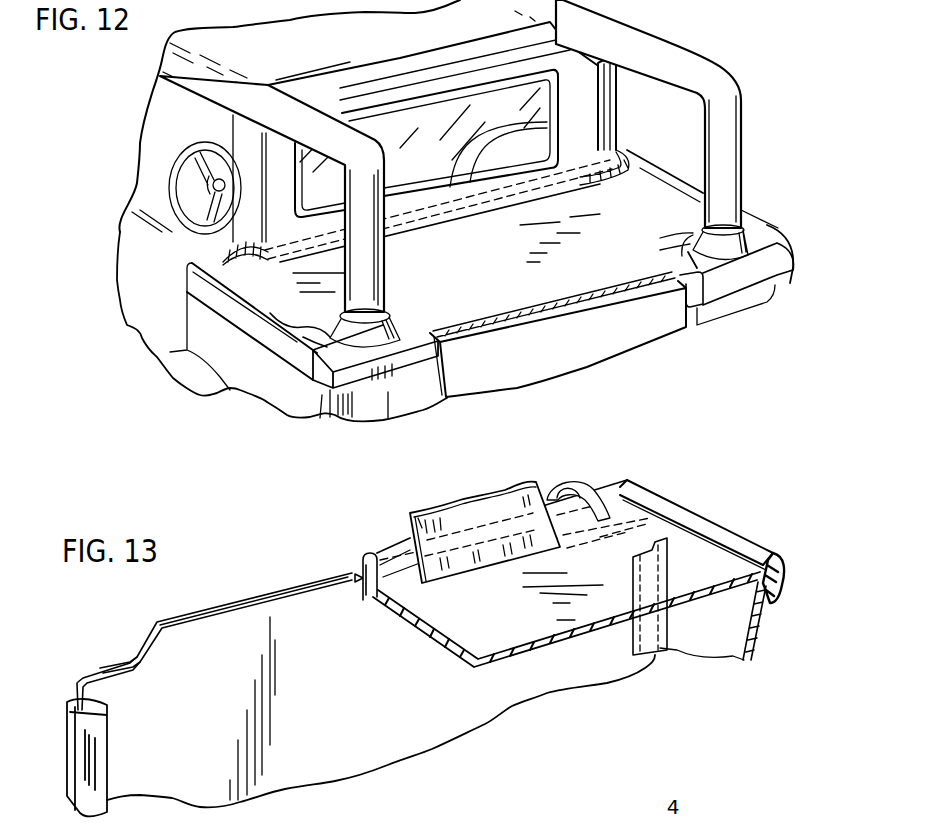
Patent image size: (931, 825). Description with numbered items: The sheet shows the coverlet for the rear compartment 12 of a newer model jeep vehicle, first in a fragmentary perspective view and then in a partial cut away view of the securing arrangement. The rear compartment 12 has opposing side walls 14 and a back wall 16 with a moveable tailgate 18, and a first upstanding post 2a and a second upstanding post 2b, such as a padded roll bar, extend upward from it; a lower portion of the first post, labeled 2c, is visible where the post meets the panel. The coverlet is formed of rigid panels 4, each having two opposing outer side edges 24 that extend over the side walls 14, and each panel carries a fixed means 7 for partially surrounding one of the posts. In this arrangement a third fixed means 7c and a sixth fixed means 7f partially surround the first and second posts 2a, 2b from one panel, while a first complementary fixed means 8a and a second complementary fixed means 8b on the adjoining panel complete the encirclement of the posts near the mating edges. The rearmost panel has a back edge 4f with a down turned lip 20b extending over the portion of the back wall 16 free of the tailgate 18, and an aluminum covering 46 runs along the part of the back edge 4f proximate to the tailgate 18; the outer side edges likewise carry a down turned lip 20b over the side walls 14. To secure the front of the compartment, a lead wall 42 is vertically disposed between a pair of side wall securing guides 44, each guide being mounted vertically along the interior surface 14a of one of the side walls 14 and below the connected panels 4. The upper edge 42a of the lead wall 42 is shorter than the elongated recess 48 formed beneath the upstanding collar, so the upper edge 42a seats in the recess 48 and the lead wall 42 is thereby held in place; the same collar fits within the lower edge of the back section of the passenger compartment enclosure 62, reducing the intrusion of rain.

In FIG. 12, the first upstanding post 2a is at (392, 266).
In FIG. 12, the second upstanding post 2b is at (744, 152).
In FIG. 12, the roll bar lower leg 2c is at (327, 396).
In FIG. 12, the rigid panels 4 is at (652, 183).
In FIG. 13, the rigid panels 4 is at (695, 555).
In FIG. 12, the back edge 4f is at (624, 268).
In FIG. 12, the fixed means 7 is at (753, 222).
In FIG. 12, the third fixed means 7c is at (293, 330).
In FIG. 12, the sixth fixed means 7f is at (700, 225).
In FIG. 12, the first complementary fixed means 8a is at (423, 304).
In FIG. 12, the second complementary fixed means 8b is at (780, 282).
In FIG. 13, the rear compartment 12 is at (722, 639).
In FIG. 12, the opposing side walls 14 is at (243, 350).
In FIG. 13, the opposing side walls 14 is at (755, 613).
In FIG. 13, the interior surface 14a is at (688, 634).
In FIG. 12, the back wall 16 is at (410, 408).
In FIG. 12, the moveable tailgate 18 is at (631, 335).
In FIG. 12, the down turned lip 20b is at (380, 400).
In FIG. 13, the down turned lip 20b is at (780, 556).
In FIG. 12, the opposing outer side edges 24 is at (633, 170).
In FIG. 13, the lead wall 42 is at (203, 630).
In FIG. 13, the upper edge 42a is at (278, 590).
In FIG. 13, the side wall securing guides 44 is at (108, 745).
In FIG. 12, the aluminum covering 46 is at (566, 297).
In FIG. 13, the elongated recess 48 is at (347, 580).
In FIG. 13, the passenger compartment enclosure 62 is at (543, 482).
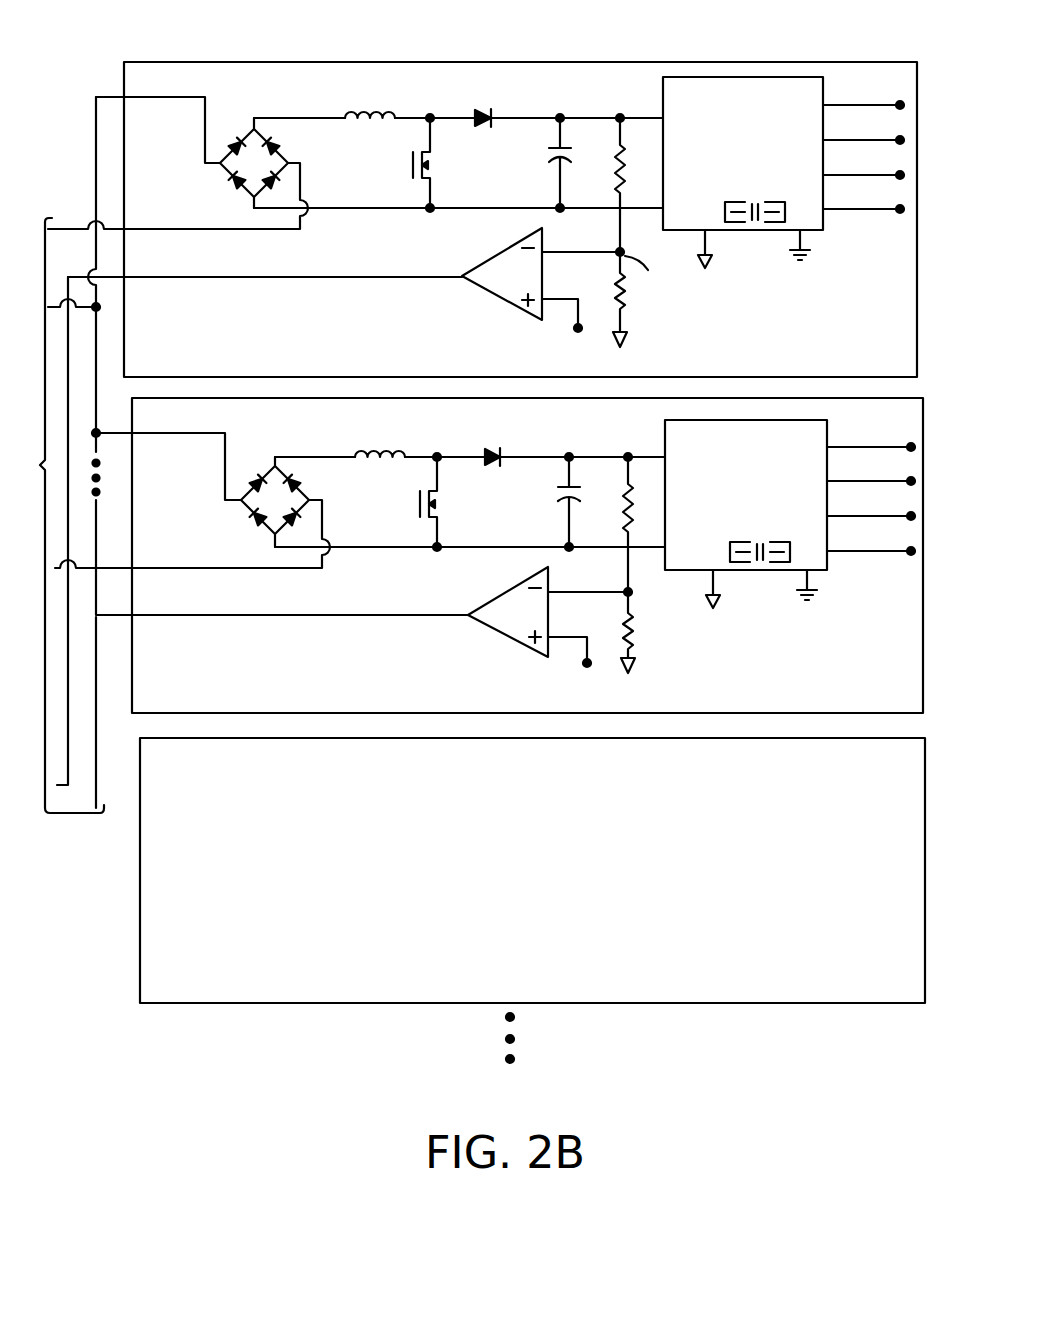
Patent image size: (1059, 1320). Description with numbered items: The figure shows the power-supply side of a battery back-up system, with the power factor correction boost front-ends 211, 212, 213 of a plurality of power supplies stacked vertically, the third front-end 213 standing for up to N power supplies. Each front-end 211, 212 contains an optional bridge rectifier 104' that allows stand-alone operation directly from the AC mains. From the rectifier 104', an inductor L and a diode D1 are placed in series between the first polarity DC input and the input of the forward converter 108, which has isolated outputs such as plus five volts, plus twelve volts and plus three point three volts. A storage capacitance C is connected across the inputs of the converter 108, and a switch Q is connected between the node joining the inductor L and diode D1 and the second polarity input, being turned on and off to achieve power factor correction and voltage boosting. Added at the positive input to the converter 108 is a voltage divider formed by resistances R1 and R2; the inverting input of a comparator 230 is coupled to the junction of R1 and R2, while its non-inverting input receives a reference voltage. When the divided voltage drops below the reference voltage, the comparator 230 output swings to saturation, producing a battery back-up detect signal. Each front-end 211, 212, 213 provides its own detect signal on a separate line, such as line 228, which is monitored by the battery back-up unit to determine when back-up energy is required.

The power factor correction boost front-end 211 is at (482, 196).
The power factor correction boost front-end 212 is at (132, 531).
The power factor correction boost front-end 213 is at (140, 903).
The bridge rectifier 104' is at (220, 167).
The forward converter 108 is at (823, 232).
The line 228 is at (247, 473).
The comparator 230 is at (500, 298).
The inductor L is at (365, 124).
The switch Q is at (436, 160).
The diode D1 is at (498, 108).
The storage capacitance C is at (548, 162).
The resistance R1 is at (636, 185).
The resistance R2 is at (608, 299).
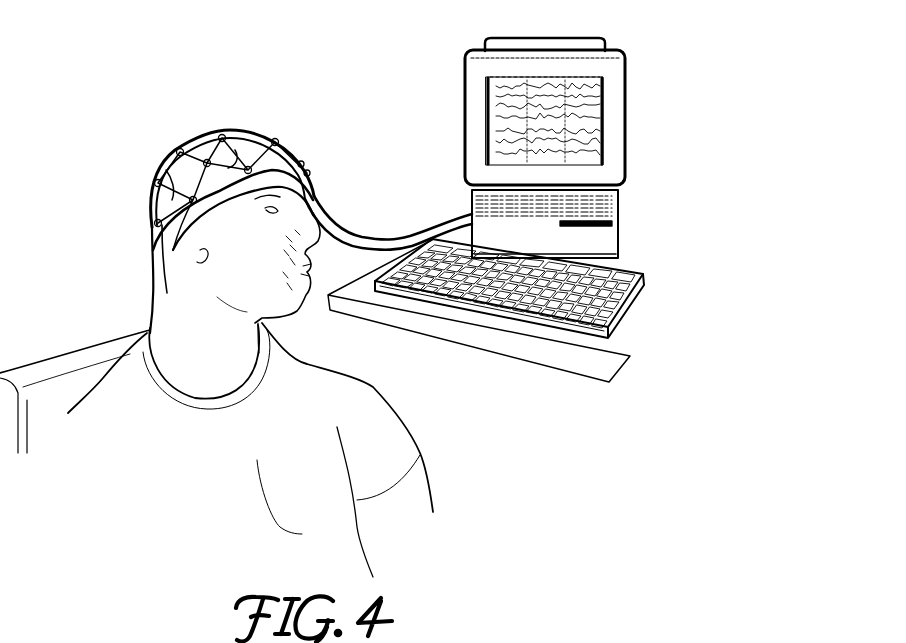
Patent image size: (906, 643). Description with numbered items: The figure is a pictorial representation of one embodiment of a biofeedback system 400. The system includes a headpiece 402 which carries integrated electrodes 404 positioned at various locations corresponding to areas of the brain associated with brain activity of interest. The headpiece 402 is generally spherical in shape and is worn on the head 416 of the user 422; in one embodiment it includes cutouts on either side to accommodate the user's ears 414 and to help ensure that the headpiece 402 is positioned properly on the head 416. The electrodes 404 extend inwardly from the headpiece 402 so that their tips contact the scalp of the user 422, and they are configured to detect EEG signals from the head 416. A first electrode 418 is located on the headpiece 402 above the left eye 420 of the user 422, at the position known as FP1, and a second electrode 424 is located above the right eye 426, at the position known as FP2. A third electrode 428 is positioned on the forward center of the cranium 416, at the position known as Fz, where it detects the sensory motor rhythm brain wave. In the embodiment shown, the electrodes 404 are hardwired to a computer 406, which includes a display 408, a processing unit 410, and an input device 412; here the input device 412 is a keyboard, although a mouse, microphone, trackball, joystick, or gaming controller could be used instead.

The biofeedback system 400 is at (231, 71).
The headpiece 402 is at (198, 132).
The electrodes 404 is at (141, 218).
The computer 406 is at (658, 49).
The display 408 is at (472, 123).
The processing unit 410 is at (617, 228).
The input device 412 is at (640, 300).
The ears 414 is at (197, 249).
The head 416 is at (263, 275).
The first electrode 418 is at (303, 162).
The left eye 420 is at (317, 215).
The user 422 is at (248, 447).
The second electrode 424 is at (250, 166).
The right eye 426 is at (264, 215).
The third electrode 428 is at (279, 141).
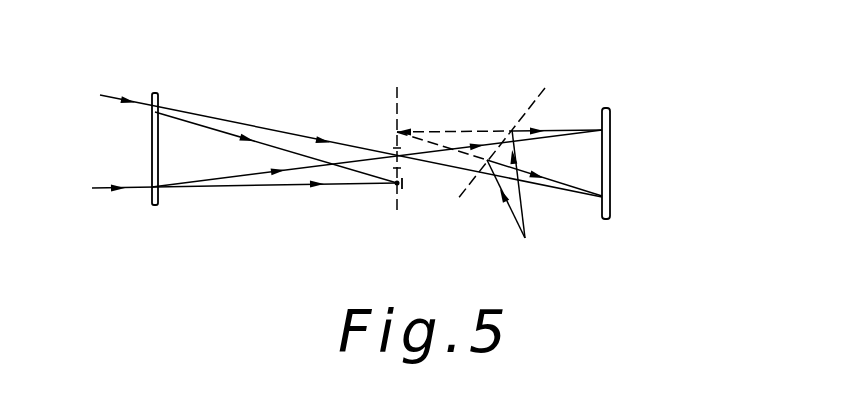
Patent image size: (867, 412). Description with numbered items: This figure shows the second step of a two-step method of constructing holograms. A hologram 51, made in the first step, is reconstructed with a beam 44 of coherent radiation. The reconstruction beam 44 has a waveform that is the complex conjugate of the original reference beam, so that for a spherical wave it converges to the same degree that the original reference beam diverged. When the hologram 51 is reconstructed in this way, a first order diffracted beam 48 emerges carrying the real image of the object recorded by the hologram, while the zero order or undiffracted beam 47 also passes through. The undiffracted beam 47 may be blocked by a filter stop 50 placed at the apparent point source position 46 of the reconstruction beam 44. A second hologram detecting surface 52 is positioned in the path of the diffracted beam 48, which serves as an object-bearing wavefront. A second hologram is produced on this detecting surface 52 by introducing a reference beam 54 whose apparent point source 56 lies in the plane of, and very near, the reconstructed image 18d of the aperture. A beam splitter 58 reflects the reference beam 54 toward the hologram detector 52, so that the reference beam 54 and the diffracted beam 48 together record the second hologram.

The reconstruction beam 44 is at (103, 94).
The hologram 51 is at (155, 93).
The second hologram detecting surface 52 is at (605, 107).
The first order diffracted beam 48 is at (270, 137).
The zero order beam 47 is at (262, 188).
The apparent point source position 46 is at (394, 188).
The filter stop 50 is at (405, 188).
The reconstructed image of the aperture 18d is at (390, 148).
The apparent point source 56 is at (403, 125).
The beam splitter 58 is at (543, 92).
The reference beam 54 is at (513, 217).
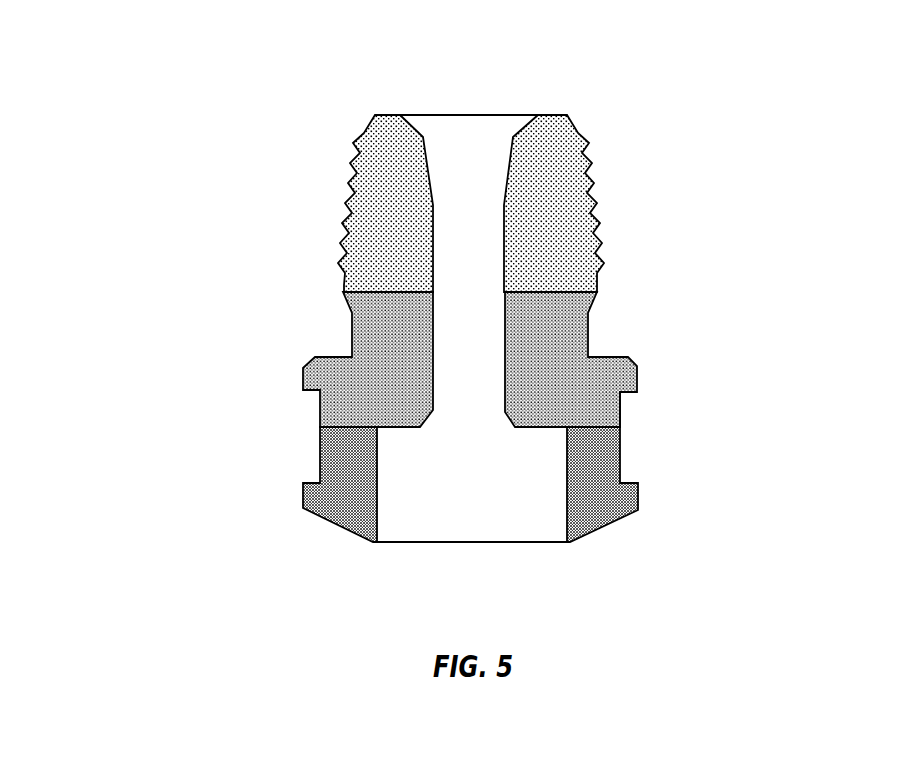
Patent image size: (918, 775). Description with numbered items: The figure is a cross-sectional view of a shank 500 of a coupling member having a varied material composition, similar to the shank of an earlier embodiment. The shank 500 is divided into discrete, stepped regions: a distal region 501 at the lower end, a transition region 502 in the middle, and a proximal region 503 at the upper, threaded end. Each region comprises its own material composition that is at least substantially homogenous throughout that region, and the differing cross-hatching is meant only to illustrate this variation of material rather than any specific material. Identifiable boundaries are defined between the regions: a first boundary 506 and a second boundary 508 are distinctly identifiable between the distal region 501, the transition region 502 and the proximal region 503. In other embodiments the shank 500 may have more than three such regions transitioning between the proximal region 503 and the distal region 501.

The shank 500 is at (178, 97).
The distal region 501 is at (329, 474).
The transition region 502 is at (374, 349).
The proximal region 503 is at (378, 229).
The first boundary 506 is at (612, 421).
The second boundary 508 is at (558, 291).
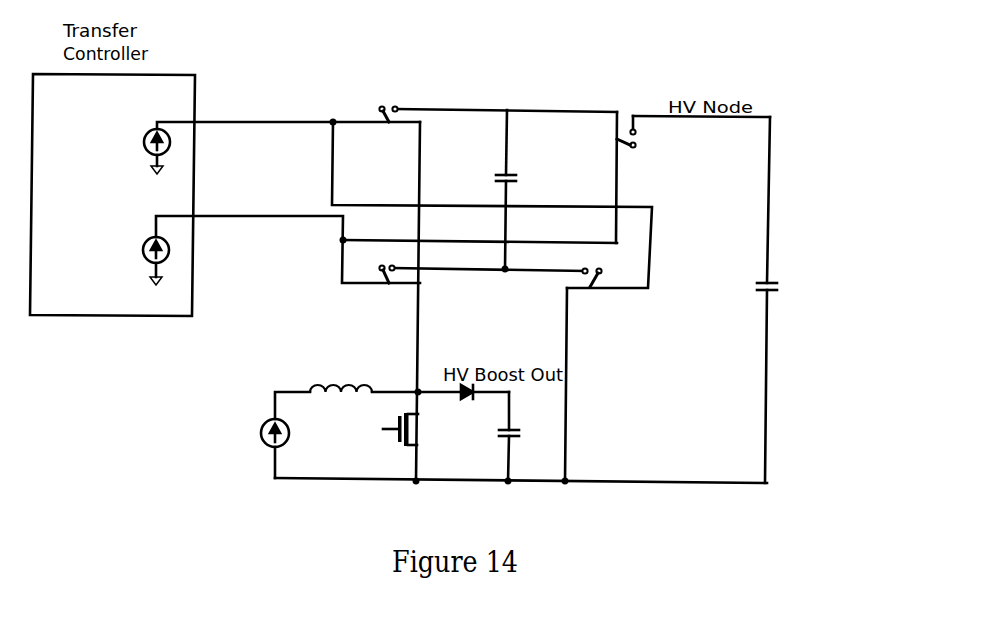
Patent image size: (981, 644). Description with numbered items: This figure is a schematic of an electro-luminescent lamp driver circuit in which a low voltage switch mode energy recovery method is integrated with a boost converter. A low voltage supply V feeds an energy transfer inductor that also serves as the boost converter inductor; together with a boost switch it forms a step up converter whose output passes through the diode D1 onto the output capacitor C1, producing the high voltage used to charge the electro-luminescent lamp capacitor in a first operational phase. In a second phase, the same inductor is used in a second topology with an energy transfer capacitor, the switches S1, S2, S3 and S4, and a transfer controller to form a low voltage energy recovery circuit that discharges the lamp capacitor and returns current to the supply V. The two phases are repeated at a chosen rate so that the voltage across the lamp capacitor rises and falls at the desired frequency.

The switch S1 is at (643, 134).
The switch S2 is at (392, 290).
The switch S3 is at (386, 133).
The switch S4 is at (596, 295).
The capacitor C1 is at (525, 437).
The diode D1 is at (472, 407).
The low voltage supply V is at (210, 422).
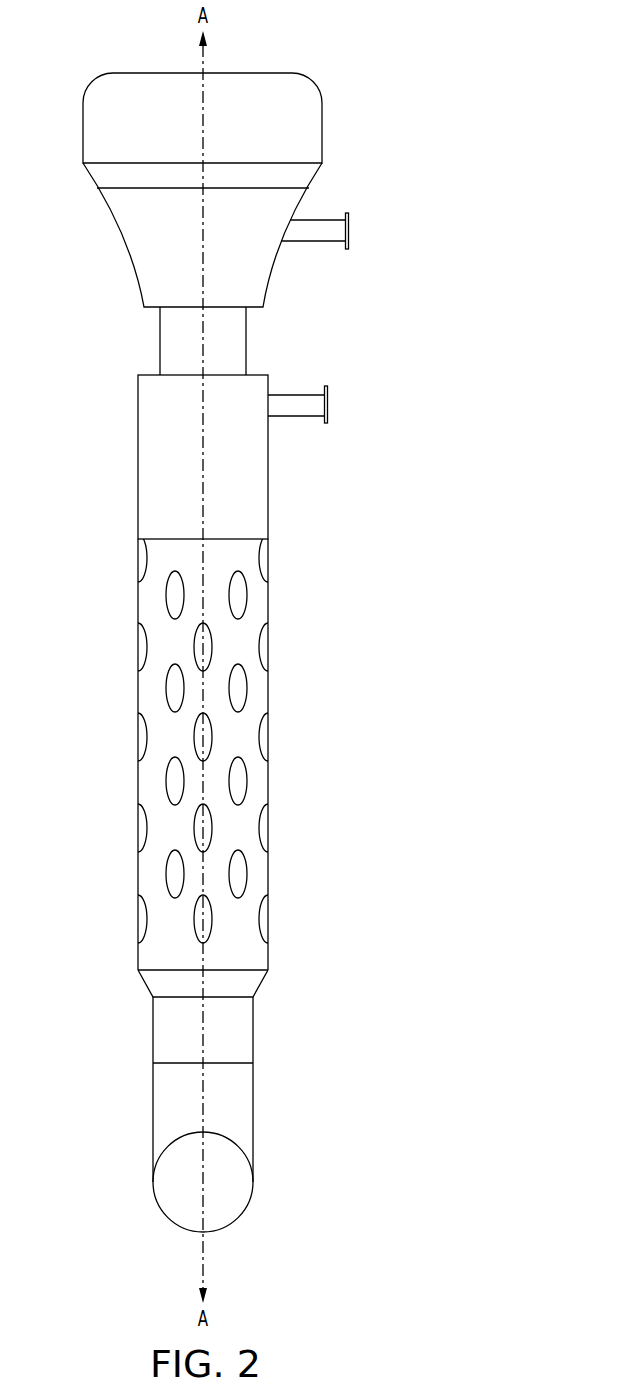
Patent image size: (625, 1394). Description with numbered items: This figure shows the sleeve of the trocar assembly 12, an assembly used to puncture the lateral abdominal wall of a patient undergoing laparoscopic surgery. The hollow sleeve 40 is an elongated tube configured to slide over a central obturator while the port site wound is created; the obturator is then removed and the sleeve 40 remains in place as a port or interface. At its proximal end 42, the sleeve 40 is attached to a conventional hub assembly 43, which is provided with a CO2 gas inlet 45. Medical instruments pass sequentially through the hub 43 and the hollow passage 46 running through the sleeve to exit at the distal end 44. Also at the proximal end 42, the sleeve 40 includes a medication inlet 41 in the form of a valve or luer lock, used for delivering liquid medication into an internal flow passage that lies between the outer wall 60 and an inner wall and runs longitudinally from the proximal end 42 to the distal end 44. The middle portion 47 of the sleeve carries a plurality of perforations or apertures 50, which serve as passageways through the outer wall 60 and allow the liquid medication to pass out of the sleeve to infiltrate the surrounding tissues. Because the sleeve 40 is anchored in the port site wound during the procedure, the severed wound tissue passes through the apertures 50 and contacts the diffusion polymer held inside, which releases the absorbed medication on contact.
────────────────────
**Request:**
Reproduce the stretch from the line containing "Patent image size: (906, 643)." through the line containing "The third electrode 428 is at (279, 141).", renaming "embodiment" to "version" and keeping everything else the same.

**Correct answer:**
Patent image size: (906, 643). Description with numbered items: The figure is a pictorial representation of one version of a biofeedback system 400. The system includes a headpiece 402 which carries integrated electrodes 404 positioned at various locations corresponding to areas of the brain associated with brain activity of interest. The headpiece 402 is generally spherical in shape and is worn on the head 416 of the user 422; in one version it includes cutouts on either side to accommodate the user's ears 414 and to help ensure that the headpiece 402 is positioned properly on the head 416. The electrodes 404 extend inwardly from the headpiece 402 so that their tips contact the scalp of the user 422, and they are configured to detect EEG signals from the head 416. A first electrode 418 is located on the headpiece 402 above the left eye 420 of the user 422, at the position known as FP1, and a second electrode 424 is located above the right eye 426, at the position known as FP2. A third electrode 428 is positioned on the forward center of the cranium 416, at the position known as Fz, where it detects the sensory motor rhythm brain wave. In the version shown, the electrodes 404 are hardwired to a computer 406, which includes a display 408, a processing unit 410, and an input device 412; here the input device 412 is a keyboard, although a mouse, microphone, trackball, joystick, or gaming controller could be used instead.

The biofeedback system 400 is at (231, 71).
The headpiece 402 is at (198, 132).
The electrodes 404 is at (141, 218).
The computer 406 is at (658, 49).
The display 408 is at (472, 123).
The processing unit 410 is at (617, 228).
The input device 412 is at (640, 300).
The ears 414 is at (197, 249).
The head 416 is at (263, 275).
The first electrode 418 is at (303, 162).
The left eye 420 is at (317, 215).
The user 422 is at (248, 447).
The second electrode 424 is at (250, 166).
The right eye 426 is at (264, 215).
The third electrode 428 is at (279, 141).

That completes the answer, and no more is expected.